Repeat every line exactly, keeping the pictures out of the copy.

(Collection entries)
++++++++++
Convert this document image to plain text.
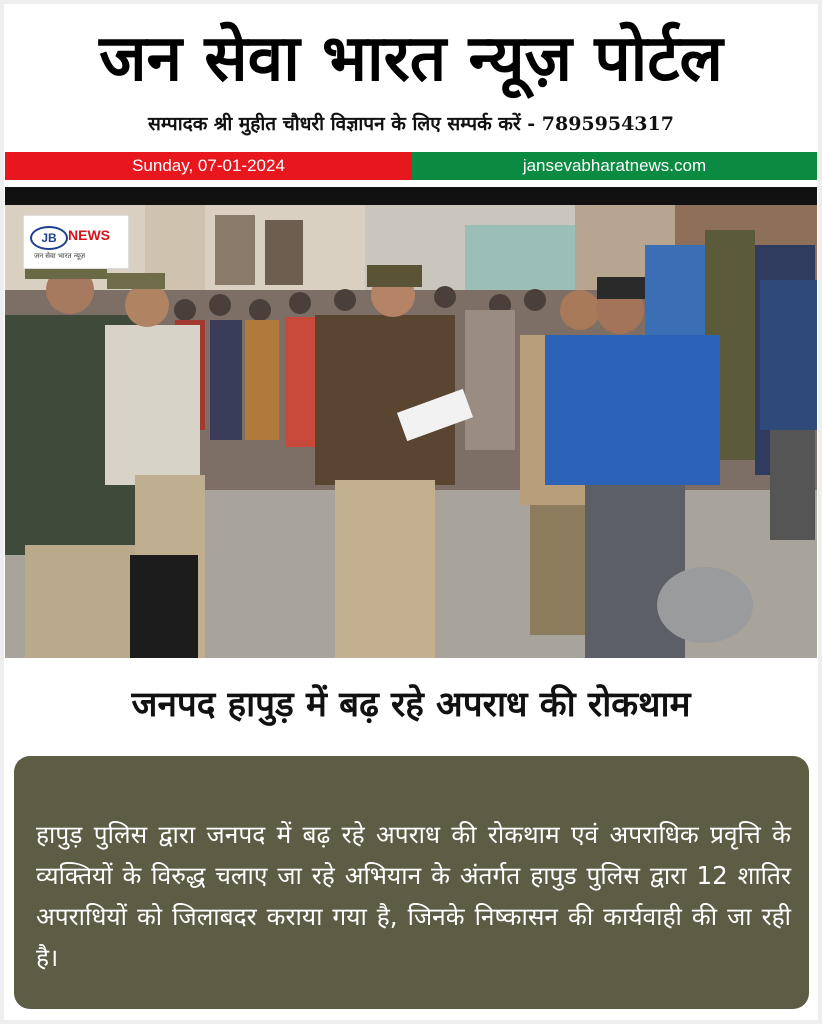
जन सेवा भारत न्यूज़ पोर्टल
सम्पादक श्री मुहीत चौधरी विज्ञापन के लिए सम्पर्क करें - 7895954317
Sunday, 07-01-2024	jansevabharatnews.com
JB NEWS
जन सेवा भारत न्यूज़
जनपद हापुड़ में बढ़ रहे अपराध की रोकथाम
हापुड़ पुलिस द्वारा जनपद में बढ़ रहे अपराध की रोकथाम एवं अपराधिक प्रवृत्ति के व्यक्तियों के विरुद्ध चलाए जा रहे अभियान के अंतर्गत हापुड पुलिस द्वारा 12 शातिर अपराधियों को जिलाबदर कराया गया है, जिनके निष्कासन की कार्यवाही की जा रही है।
++++++++++
● Task result:
Convert this document image to plain text.
जन सेवा भारत न्यूज़ पोर्टल
सम्पादक श्री मुहीत चौधरी विज्ञापन के लिए सम्पर्क करें - 7895954317
Sunday, 07-01-2024	jansevabharatnews.com
JB NEWS
जन सेवा भारत न्यूज़
जनपद हापुड़ में बढ़ रहे अपराध की रोकथाम
हापुड़ पुलिस द्वारा जनपद में बढ़ रहे अपराध की रोकथाम एवं अपराधिक प्रवृत्ति के व्यक्तियों के विरुद्ध चलाए जा रहे अभियान के अंतर्गत हापुड पुलिस द्वारा 12 शातिर अपराधियों को जिलाबदर कराया गया है, जिनके निष्कासन की कार्यवाही की जा रही है।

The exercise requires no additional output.